Exercise aim: Report all lines holding "الاستثمارات".

Stored items from a collection

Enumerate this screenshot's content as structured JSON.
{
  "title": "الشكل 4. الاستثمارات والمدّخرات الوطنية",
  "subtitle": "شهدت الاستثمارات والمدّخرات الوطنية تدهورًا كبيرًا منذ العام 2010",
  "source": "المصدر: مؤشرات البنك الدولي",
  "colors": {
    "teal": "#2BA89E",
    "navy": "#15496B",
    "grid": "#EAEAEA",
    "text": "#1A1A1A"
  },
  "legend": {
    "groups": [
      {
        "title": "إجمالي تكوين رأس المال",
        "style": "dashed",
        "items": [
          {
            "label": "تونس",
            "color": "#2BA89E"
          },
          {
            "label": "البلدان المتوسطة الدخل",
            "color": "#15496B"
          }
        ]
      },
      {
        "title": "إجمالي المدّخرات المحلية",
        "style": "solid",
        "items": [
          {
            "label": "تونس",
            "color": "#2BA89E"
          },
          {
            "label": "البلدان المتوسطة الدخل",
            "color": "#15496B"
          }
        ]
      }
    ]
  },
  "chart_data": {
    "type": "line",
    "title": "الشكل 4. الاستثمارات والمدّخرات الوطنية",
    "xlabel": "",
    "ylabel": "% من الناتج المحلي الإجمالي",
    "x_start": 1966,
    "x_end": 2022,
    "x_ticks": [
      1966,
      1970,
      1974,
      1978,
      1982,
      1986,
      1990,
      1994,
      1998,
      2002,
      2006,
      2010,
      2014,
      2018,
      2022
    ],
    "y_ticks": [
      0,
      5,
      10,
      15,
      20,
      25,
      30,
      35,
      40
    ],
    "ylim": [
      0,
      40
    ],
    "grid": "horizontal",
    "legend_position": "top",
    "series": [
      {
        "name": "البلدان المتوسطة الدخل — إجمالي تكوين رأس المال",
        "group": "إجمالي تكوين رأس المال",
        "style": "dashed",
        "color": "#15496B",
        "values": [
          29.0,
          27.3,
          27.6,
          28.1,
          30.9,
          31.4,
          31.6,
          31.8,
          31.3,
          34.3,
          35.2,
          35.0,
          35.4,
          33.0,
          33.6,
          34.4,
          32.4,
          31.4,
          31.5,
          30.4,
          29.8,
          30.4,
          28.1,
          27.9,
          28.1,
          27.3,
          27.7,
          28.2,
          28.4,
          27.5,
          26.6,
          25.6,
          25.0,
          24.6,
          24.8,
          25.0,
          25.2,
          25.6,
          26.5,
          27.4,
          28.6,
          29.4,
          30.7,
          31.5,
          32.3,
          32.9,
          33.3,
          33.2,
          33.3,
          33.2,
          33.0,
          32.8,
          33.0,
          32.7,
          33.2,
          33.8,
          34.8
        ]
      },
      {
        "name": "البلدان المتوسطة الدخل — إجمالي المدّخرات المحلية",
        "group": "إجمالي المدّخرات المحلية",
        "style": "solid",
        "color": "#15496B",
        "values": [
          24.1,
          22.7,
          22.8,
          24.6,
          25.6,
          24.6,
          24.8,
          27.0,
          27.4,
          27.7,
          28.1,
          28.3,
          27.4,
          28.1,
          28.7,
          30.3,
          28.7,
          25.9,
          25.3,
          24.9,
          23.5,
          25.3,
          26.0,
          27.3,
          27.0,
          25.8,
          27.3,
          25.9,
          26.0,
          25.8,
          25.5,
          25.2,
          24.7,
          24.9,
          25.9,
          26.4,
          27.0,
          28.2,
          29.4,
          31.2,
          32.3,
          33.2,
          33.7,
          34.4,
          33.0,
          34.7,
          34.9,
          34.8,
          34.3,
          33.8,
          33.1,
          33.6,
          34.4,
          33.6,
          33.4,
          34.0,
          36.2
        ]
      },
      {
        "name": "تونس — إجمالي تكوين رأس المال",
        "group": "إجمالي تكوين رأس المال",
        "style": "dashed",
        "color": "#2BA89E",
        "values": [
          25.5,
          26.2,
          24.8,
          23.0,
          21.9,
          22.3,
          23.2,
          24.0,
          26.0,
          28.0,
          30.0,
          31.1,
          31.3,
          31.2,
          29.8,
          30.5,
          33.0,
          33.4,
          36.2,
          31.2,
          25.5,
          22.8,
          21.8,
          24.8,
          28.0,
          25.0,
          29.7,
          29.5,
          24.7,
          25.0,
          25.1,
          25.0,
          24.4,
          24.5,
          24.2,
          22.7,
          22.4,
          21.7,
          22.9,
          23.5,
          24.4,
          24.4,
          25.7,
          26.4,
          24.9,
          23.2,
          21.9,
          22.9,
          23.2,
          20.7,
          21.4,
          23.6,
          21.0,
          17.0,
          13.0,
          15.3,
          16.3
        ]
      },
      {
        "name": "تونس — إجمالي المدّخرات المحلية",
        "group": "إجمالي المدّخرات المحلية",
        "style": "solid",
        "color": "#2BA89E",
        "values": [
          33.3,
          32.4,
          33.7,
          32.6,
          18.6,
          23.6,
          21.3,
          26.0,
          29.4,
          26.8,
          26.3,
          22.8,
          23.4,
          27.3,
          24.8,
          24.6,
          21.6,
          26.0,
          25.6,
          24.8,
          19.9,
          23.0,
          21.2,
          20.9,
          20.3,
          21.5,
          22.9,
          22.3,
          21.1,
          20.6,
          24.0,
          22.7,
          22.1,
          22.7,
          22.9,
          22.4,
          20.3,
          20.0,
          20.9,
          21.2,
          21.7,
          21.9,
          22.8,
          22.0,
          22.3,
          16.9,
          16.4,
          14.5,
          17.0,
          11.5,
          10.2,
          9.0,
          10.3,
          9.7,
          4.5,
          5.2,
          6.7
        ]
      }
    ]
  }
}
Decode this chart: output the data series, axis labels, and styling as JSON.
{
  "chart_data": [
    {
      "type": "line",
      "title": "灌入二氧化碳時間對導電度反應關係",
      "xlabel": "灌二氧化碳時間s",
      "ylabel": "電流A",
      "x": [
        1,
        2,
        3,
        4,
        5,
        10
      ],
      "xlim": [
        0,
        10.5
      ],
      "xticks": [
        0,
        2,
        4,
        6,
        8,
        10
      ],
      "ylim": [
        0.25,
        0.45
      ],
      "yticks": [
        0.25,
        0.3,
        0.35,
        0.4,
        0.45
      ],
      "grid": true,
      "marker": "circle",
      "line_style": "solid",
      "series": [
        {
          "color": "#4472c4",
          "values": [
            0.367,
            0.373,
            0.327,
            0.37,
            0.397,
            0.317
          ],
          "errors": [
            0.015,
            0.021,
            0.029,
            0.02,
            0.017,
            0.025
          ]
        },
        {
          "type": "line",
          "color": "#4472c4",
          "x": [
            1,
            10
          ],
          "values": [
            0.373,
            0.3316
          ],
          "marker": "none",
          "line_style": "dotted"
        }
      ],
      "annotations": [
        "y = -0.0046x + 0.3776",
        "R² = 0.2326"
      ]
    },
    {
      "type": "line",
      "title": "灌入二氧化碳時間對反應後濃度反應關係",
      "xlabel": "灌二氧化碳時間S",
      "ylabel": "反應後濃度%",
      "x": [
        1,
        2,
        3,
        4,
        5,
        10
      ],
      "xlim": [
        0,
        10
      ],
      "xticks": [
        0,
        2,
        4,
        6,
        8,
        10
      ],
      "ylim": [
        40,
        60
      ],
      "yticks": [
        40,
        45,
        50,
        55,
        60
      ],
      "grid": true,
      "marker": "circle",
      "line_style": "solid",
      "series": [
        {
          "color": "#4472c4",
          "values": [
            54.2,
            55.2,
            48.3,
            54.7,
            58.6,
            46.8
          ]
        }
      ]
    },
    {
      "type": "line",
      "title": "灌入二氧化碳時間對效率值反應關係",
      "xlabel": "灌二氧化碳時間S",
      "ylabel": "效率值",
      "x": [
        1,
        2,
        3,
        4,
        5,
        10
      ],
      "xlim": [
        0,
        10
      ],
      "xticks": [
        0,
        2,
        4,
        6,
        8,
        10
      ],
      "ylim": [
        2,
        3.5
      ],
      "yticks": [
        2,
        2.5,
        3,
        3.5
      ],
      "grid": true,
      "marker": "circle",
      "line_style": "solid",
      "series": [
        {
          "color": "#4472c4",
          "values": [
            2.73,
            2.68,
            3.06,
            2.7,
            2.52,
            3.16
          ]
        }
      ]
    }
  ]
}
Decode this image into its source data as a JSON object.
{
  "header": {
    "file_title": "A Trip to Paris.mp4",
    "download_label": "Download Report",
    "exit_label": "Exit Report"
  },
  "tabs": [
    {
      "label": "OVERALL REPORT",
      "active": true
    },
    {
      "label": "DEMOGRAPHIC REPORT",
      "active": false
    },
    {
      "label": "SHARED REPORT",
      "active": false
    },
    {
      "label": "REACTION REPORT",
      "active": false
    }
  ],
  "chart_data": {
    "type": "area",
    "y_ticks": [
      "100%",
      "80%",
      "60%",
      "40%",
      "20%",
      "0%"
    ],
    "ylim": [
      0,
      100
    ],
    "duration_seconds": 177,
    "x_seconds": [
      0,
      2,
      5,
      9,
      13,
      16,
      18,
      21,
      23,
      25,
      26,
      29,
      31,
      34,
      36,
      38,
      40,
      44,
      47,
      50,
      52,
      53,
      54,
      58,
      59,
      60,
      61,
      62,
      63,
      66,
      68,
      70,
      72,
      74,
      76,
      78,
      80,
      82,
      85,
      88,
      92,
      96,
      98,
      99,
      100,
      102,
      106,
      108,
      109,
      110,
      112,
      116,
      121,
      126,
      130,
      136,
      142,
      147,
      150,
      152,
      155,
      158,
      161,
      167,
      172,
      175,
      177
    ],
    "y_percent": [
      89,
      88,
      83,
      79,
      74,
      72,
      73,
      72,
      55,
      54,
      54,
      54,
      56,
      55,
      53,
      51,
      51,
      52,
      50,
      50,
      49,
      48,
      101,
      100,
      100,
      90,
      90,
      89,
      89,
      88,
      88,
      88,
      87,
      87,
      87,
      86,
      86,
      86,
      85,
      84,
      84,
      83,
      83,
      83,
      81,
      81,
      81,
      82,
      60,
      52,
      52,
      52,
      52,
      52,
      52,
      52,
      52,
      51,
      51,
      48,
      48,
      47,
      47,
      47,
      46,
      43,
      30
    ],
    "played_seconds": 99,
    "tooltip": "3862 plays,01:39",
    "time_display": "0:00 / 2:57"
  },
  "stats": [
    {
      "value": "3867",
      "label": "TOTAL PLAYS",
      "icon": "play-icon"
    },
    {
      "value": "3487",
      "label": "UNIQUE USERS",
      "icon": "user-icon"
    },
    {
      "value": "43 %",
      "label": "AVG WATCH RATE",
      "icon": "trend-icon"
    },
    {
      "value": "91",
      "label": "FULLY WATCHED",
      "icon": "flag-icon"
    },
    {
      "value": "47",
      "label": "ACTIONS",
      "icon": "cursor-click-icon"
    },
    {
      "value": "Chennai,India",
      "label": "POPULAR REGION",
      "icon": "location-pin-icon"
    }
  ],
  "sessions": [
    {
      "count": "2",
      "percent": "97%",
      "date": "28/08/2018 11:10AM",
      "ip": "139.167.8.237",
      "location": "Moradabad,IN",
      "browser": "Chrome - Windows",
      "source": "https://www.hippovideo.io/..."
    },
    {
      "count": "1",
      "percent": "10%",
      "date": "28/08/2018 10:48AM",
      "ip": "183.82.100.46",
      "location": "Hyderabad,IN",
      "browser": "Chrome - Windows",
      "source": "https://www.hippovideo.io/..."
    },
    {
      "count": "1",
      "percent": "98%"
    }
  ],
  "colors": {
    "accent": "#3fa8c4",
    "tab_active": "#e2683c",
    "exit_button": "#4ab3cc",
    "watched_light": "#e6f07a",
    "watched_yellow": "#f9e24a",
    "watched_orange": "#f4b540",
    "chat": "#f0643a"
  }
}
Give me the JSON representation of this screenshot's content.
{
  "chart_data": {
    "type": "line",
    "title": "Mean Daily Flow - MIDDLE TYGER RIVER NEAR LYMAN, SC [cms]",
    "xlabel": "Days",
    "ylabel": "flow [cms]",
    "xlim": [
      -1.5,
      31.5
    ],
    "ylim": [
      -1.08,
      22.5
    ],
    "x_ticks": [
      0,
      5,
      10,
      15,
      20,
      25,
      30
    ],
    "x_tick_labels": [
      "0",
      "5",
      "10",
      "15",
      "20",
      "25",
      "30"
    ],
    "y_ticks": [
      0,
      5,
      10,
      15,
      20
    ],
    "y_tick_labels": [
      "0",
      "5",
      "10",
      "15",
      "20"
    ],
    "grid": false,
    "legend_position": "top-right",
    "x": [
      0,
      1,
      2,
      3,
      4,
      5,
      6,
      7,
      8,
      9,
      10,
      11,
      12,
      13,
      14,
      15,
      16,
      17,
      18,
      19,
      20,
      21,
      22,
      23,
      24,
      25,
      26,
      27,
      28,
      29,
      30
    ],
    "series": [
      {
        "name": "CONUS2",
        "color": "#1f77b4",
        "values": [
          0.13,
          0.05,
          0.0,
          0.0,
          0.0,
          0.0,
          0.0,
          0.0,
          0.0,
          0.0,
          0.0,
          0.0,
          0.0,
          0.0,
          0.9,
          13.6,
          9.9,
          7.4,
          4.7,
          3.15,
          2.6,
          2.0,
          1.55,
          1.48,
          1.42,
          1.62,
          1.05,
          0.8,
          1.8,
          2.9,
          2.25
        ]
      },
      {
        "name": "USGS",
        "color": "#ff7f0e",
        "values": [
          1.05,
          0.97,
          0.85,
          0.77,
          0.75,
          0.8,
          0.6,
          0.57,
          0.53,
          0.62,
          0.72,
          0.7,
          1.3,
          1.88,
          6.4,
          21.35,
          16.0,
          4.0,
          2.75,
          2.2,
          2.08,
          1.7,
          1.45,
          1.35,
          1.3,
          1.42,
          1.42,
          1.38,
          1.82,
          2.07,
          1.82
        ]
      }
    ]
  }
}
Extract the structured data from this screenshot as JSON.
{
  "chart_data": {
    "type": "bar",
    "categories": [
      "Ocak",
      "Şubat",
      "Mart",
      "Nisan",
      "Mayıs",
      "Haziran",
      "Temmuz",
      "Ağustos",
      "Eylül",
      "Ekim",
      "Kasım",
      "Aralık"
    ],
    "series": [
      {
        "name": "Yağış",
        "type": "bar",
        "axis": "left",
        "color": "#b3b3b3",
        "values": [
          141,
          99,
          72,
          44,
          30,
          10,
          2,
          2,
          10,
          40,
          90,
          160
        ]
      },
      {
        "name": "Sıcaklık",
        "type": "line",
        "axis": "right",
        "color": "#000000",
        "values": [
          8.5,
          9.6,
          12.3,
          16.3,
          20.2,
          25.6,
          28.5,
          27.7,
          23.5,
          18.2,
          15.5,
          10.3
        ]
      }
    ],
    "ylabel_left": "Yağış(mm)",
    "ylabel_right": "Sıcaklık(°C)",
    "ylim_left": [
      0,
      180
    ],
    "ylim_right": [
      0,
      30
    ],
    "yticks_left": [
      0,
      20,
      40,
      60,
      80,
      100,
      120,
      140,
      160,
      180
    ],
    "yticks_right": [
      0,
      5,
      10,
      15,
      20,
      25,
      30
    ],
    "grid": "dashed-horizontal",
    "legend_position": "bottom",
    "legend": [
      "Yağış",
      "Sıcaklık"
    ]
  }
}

Solution for this exercise:
  "title": "الشكل 4. الاستثمارات والمدّخرات الوطنية",
  "subtitle": "شهدت الاستثمارات والمدّخرات الوطنية تدهورًا كبيرًا منذ العام 2010",
    "title": "الشكل 4. الاستثمارات والمدّخرات الوطنية",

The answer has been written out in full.